• [Goal] Reproduce every entry exactly.
-- START --
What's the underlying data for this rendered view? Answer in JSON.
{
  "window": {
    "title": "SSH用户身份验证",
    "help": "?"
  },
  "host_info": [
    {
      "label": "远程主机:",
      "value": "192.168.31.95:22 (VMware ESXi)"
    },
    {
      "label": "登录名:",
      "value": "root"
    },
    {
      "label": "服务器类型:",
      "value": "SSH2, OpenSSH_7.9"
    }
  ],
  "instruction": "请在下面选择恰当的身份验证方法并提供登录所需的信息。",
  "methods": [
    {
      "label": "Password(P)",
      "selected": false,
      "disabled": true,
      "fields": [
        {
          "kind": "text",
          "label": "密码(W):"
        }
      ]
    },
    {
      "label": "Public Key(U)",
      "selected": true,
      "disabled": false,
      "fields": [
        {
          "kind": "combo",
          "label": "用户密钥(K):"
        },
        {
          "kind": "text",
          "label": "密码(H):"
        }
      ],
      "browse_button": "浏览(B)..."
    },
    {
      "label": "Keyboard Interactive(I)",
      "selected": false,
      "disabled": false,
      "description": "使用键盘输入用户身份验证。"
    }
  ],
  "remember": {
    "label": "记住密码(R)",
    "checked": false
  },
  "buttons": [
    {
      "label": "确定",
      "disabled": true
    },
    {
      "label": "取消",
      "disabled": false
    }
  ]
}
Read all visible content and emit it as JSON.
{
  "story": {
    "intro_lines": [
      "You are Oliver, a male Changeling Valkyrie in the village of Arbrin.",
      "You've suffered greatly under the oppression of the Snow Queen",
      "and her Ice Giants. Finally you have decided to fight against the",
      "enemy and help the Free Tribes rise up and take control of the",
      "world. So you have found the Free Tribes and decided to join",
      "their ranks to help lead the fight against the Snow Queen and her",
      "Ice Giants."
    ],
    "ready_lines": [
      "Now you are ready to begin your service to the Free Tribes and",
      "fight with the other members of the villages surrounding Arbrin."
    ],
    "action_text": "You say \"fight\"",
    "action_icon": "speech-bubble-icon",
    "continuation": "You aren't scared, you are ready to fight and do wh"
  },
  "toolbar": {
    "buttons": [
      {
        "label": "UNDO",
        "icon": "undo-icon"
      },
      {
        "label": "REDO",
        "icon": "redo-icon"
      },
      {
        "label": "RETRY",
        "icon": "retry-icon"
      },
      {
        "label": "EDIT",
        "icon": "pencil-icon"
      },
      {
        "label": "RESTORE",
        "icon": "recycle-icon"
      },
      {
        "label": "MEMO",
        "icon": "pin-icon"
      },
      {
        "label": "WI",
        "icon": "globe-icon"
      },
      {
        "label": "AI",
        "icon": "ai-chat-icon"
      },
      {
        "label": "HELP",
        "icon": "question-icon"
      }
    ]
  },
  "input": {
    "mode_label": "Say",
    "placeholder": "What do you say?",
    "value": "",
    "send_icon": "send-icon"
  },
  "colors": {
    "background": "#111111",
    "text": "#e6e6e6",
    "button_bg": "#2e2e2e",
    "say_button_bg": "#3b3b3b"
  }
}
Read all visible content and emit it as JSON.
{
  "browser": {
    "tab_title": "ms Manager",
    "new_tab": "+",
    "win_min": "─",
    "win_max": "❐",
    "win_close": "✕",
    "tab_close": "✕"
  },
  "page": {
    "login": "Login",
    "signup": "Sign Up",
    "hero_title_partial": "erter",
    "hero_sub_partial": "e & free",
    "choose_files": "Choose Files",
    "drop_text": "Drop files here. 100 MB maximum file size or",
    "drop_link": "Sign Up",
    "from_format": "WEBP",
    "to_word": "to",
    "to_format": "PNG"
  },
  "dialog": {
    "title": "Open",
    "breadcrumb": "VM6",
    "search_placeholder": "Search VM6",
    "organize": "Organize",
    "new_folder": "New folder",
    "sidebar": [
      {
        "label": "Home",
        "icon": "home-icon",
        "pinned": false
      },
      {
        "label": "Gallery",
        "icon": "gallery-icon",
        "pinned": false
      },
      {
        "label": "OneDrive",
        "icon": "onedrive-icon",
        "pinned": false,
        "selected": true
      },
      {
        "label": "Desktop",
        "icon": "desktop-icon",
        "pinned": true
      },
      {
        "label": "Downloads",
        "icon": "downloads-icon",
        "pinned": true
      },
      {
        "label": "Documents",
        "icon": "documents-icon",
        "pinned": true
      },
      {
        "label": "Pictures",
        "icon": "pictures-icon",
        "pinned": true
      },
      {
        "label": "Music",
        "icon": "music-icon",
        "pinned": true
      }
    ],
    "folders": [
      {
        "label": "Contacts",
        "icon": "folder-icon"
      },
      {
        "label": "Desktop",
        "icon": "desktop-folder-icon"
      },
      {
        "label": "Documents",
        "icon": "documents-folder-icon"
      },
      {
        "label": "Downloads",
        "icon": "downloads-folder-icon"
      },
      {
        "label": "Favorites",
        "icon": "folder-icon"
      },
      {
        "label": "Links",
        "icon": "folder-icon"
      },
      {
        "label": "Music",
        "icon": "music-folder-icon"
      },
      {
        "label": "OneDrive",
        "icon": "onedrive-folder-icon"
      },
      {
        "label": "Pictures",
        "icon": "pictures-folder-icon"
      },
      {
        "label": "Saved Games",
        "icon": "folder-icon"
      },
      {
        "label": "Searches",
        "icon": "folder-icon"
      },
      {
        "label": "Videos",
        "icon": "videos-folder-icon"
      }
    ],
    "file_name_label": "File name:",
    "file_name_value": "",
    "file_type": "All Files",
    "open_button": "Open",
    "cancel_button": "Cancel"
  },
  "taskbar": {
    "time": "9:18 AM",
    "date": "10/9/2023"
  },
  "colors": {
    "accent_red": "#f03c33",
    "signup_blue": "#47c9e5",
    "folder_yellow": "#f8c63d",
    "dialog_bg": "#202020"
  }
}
-- END --
• [Result]
What's the underlying data for this rendered view? Answer in JSON.
{
  "window": {
    "title": "SSH用户身份验证",
    "help": "?"
  },
  "host_info": [
    {
      "label": "远程主机:",
      "value": "192.168.31.95:22 (VMware ESXi)"
    },
    {
      "label": "登录名:",
      "value": "root"
    },
    {
      "label": "服务器类型:",
      "value": "SSH2, OpenSSH_7.9"
    }
  ],
  "instruction": "请在下面选择恰当的身份验证方法并提供登录所需的信息。",
  "methods": [
    {
      "label": "Password(P)",
      "selected": false,
      "disabled": true,
      "fields": [
        {
          "kind": "text",
          "label": "密码(W):"
        }
      ]
    },
    {
      "label": "Public Key(U)",
      "selected": true,
      "disabled": false,
      "fields": [
        {
          "kind": "combo",
          "label": "用户密钥(K):"
        },
        {
          "kind": "text",
          "label": "密码(H):"
        }
      ],
      "browse_button": "浏览(B)..."
    },
    {
      "label": "Keyboard Interactive(I)",
      "selected": false,
      "disabled": false,
      "description": "使用键盘输入用户身份验证。"
    }
  ],
  "remember": {
    "label": "记住密码(R)",
    "checked": false
  },
  "buttons": [
    {
      "label": "确定",
      "disabled": true
    },
    {
      "label": "取消",
      "disabled": false
    }
  ]
}
Read all visible content and emit it as JSON.
{
  "story": {
    "intro_lines": [
      "You are Oliver, a male Changeling Valkyrie in the village of Arbrin.",
      "You've suffered greatly under the oppression of the Snow Queen",
      "and her Ice Giants. Finally you have decided to fight against the",
      "enemy and help the Free Tribes rise up and take control of the",
      "world. So you have found the Free Tribes and decided to join",
      "their ranks to help lead the fight against the Snow Queen and her",
      "Ice Giants."
    ],
    "ready_lines": [
      "Now you are ready to begin your service to the Free Tribes and",
      "fight with the other members of the villages surrounding Arbrin."
    ],
    "action_text": "You say \"fight\"",
    "action_icon": "speech-bubble-icon",
    "continuation": "You aren't scared, you are ready to fight and do wh"
  },
  "toolbar": {
    "buttons": [
      {
        "label": "UNDO",
        "icon": "undo-icon"
      },
      {
        "label": "REDO",
        "icon": "redo-icon"
      },
      {
        "label": "RETRY",
        "icon": "retry-icon"
      },
      {
        "label": "EDIT",
        "icon": "pencil-icon"
      },
      {
        "label": "RESTORE",
        "icon": "recycle-icon"
      },
      {
        "label": "MEMO",
        "icon": "pin-icon"
      },
      {
        "label": "WI",
        "icon": "globe-icon"
      },
      {
        "label": "AI",
        "icon": "ai-chat-icon"
      },
      {
        "label": "HELP",
        "icon": "question-icon"
      }
    ]
  },
  "input": {
    "mode_label": "Say",
    "placeholder": "What do you say?",
    "value": "",
    "send_icon": "send-icon"
  },
  "colors": {
    "background": "#111111",
    "text": "#e6e6e6",
    "button_bg": "#2e2e2e",
    "say_button_bg": "#3b3b3b"
  }
}
Read all visible content and emit it as JSON.
{
  "browser": {
    "tab_title": "ms Manager",
    "new_tab": "+",
    "win_min": "─",
    "win_max": "❐",
    "win_close": "✕",
    "tab_close": "✕"
  },
  "page": {
    "login": "Login",
    "signup": "Sign Up",
    "hero_title_partial": "erter",
    "hero_sub_partial": "e & free",
    "choose_files": "Choose Files",
    "drop_text": "Drop files here. 100 MB maximum file size or",
    "drop_link": "Sign Up",
    "from_format": "WEBP",
    "to_word": "to",
    "to_format": "PNG"
  },
  "dialog": {
    "title": "Open",
    "breadcrumb": "VM6",
    "search_placeholder": "Search VM6",
    "organize": "Organize",
    "new_folder": "New folder",
    "sidebar": [
      {
        "label": "Home",
        "icon": "home-icon",
        "pinned": false
      },
      {
        "label": "Gallery",
        "icon": "gallery-icon",
        "pinned": false
      },
      {
        "label": "OneDrive",
        "icon": "onedrive-icon",
        "pinned": false,
        "selected": true
      },
      {
        "label": "Desktop",
        "icon": "desktop-icon",
        "pinned": true
      },
      {
        "label": "Downloads",
        "icon": "downloads-icon",
        "pinned": true
      },
      {
        "label": "Documents",
        "icon": "documents-icon",
        "pinned": true
      },
      {
        "label": "Pictures",
        "icon": "pictures-icon",
        "pinned": true
      },
      {
        "label": "Music",
        "icon": "music-icon",
        "pinned": true
      }
    ],
    "folders": [
      {
        "label": "Contacts",
        "icon": "folder-icon"
      },
      {
        "label": "Desktop",
        "icon": "desktop-folder-icon"
      },
      {
        "label": "Documents",
        "icon": "documents-folder-icon"
      },
      {
        "label": "Downloads",
        "icon": "downloads-folder-icon"
      },
      {
        "label": "Favorites",
        "icon": "folder-icon"
      },
      {
        "label": "Links",
        "icon": "folder-icon"
      },
      {
        "label": "Music",
        "icon": "music-folder-icon"
      },
      {
        "label": "OneDrive",
        "icon": "onedrive-folder-icon"
      },
      {
        "label": "Pictures",
        "icon": "pictures-folder-icon"
      },
      {
        "label": "Saved Games",
        "icon": "folder-icon"
      },
      {
        "label": "Searches",
        "icon": "folder-icon"
      },
      {
        "label": "Videos",
        "icon": "videos-folder-icon"
      }
    ],
    "file_name_label": "File name:",
    "file_name_value": "",
    "file_type": "All Files",
    "open_button": "Open",
    "cancel_button": "Cancel"
  },
  "taskbar": {
    "time": "9:18 AM",
    "date": "10/9/2023"
  },
  "colors": {
    "accent_red": "#f03c33",
    "signup_blue": "#47c9e5",
    "folder_yellow": "#f8c63d",
    "dialog_bg": "#202020"
  }
}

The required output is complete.